Some records —
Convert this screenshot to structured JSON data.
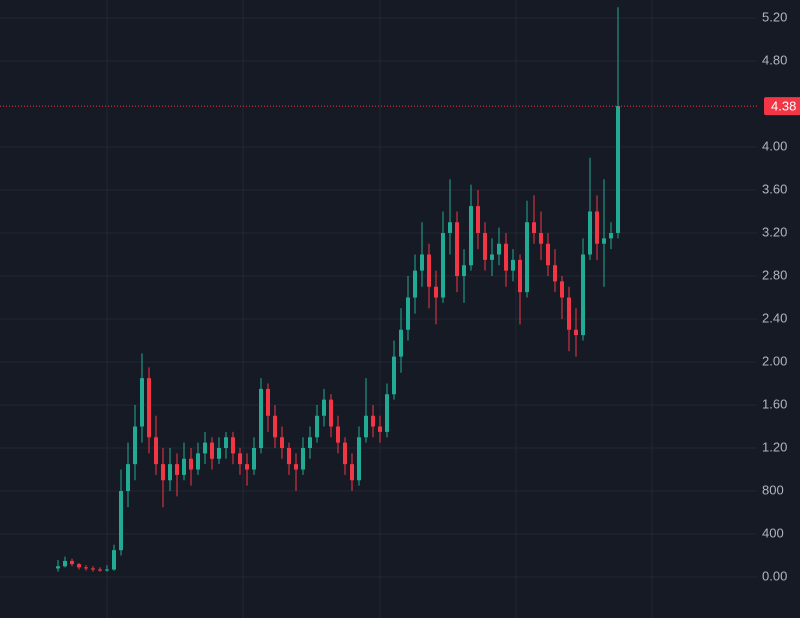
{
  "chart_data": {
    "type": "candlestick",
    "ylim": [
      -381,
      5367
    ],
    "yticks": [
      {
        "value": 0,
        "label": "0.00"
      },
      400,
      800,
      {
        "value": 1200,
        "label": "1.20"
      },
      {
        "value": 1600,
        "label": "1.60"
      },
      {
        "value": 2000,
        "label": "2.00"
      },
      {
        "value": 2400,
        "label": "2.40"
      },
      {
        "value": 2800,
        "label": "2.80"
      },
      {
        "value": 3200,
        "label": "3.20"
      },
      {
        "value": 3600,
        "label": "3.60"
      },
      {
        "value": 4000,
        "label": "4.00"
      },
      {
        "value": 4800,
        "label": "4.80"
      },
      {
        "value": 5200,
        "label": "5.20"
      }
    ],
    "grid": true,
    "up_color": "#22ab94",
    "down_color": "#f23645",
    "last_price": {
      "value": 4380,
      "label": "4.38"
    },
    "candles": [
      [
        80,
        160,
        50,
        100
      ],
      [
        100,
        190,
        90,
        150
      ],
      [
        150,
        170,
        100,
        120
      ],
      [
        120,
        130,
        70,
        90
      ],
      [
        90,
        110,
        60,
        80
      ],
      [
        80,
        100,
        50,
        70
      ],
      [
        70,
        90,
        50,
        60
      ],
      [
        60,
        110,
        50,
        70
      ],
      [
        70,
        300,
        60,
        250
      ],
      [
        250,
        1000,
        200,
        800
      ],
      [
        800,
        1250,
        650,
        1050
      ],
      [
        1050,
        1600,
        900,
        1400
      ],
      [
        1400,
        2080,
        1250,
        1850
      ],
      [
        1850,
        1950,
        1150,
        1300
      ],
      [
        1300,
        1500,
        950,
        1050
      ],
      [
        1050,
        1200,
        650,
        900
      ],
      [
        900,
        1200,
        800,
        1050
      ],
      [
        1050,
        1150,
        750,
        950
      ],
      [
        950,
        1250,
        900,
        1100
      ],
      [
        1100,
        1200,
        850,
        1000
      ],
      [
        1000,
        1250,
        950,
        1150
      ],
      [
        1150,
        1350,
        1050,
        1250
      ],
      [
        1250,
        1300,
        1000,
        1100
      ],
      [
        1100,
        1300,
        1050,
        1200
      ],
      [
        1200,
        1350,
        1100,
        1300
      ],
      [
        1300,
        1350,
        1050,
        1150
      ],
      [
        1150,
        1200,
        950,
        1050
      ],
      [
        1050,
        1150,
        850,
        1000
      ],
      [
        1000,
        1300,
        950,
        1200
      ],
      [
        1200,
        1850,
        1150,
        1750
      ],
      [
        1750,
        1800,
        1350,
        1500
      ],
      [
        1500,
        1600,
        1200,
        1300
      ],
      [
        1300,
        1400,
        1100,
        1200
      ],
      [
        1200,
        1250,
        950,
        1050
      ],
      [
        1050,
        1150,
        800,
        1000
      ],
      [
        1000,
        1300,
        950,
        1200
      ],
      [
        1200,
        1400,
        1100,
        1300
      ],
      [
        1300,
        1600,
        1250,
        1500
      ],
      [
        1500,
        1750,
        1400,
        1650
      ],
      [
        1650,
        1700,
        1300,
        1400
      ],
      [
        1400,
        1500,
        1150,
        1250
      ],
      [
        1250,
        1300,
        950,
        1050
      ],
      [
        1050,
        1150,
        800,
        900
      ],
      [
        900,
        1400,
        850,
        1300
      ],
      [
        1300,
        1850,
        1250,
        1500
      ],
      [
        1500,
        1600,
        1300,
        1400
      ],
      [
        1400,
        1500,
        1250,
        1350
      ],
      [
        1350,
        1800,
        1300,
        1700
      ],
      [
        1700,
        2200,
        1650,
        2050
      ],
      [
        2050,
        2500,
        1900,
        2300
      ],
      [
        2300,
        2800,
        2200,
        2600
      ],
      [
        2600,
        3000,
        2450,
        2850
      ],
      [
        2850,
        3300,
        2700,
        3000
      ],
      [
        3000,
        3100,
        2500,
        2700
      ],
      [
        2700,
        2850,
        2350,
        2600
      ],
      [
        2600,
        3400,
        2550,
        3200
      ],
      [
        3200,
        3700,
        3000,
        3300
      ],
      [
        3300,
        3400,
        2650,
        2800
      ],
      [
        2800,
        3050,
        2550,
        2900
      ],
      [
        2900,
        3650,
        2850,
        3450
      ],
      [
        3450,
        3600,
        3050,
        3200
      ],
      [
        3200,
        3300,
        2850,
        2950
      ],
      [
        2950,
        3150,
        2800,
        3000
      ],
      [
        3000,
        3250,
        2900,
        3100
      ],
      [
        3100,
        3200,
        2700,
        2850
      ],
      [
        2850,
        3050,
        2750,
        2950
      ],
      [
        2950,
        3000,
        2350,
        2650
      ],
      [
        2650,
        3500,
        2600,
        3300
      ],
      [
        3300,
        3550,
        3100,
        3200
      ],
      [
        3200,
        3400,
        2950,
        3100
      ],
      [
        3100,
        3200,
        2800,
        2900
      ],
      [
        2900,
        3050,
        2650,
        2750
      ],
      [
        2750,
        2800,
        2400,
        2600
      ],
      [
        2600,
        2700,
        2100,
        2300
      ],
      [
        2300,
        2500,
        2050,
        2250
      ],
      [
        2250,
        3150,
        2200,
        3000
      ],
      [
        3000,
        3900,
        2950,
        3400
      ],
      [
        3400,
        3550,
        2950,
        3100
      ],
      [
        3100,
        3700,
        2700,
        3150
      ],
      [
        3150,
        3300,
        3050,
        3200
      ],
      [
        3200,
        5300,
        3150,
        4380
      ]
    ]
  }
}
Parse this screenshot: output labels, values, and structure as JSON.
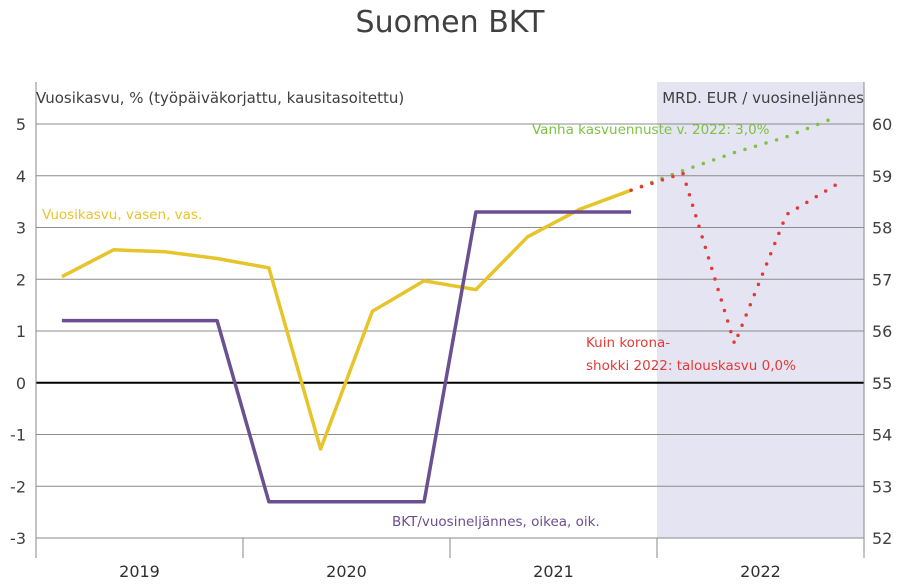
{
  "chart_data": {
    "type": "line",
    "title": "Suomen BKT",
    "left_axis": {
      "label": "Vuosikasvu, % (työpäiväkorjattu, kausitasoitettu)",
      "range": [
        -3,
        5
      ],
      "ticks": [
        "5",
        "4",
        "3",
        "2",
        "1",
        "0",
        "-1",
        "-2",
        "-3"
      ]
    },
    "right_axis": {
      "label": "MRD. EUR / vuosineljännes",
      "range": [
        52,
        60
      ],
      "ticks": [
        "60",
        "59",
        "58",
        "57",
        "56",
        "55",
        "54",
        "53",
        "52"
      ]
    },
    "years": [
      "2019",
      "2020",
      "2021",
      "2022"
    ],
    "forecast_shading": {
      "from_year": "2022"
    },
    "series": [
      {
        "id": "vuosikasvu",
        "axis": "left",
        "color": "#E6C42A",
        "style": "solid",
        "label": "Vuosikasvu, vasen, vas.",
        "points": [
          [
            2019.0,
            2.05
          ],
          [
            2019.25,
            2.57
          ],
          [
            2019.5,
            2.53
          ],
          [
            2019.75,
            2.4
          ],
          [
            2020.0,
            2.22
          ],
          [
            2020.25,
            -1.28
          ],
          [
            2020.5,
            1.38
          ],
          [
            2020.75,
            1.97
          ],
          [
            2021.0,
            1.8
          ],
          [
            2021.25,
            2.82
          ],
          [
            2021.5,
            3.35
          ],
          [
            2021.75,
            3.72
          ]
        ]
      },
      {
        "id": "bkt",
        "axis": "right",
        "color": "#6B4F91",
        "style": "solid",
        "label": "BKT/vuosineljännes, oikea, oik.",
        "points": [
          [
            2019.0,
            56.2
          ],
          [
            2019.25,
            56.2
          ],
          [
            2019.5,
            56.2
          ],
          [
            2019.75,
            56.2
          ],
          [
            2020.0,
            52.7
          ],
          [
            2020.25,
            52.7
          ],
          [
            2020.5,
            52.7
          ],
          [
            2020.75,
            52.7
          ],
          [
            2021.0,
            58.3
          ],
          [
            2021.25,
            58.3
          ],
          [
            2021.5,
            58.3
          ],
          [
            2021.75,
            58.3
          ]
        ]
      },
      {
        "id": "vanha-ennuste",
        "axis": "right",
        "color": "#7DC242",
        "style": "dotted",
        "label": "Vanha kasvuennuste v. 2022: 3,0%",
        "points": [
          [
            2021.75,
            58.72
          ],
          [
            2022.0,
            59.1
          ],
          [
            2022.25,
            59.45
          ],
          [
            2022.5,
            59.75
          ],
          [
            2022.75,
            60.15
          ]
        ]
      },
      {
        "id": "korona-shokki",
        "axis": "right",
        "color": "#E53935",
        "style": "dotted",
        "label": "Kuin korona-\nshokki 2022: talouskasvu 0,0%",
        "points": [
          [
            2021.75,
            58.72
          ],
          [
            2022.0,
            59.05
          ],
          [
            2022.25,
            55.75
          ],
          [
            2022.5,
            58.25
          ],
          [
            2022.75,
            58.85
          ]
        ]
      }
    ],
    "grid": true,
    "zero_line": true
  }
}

Written request —
Filter out all lines lacking the word "korona" and copy the rest.

Solution —
        "id": "korona-shokki",
        "label": "Kuin korona-\nshokki 2022: talouskasvu 0,0%",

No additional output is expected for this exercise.